╭──

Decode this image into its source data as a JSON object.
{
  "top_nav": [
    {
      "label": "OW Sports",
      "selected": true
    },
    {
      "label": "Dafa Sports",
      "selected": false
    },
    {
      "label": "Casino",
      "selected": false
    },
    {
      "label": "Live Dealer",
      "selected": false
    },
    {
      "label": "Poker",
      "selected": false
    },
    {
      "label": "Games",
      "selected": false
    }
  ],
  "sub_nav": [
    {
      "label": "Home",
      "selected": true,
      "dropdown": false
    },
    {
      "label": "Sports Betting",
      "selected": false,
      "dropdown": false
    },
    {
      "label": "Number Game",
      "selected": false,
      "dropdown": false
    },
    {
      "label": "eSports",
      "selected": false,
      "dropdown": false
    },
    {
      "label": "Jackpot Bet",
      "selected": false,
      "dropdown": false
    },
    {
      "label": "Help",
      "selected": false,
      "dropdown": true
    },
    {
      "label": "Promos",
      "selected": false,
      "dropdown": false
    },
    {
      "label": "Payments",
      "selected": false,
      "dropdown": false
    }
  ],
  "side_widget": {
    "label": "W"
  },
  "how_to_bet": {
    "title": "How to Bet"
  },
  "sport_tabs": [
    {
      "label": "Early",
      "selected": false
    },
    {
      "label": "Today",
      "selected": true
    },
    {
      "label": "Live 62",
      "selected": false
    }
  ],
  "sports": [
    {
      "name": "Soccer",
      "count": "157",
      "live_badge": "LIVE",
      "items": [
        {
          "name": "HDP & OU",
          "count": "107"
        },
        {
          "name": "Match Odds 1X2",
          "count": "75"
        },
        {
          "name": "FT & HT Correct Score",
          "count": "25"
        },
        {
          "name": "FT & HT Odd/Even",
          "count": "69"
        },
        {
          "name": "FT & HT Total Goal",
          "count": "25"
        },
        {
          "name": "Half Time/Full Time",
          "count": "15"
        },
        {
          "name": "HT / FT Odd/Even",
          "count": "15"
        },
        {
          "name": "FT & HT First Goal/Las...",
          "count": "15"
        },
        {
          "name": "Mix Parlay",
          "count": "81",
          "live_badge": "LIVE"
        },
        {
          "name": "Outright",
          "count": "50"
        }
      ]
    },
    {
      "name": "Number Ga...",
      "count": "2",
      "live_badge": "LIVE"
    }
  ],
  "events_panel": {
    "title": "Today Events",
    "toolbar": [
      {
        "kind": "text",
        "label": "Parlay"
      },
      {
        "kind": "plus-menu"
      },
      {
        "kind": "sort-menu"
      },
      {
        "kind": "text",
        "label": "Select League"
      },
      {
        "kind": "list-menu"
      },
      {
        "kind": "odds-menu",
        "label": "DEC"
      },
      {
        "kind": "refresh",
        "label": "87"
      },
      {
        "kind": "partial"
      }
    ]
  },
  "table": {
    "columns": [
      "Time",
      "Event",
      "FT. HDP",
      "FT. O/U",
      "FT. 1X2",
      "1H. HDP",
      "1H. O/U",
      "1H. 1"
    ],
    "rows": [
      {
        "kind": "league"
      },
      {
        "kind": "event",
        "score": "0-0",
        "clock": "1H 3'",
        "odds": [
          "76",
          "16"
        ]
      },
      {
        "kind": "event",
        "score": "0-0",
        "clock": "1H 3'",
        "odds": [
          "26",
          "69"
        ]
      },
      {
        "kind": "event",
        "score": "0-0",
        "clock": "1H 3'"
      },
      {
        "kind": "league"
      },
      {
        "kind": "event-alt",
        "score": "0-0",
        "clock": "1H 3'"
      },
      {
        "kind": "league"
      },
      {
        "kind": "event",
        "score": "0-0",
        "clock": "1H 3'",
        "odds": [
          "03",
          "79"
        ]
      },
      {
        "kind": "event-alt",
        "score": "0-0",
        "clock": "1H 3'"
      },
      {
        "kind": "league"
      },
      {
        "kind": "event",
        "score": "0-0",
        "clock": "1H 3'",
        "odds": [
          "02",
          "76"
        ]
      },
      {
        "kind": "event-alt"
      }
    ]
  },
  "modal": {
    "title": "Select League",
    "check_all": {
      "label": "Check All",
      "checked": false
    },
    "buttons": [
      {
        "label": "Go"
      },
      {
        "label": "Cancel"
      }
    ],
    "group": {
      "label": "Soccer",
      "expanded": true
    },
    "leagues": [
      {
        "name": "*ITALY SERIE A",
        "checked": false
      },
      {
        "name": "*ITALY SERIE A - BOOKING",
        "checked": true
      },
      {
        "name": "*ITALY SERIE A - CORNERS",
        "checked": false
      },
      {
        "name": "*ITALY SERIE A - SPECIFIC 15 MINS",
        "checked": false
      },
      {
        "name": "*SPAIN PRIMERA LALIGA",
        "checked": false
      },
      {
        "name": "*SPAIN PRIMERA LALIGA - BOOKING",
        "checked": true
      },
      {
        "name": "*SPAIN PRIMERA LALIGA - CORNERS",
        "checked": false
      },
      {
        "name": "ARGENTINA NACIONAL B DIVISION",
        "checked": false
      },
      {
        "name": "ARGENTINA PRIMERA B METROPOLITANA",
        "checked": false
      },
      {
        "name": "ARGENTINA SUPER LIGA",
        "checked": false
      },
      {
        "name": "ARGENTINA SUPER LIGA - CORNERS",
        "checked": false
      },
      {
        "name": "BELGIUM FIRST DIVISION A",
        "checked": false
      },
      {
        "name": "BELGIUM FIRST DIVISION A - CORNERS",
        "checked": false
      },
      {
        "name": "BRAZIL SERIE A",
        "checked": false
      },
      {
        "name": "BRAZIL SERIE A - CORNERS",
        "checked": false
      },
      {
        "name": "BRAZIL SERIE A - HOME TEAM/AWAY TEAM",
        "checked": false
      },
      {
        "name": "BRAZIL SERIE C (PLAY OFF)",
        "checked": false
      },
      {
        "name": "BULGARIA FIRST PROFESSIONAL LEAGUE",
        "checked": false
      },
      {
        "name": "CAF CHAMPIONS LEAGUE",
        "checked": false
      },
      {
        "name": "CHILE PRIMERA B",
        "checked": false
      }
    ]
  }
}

╰──

**DIRECTIVE**: Copy down every line of the material above that includes the string "count".

**FINAL RESULT**:
      "count": "157",
          "count": "107"
          "count": "75"
          "count": "25"
          "count": "69"
          "count": "25"
          "count": "15"
          "count": "15"
          "count": "15"
          "count": "81",
          "count": "50"
      "count": "2",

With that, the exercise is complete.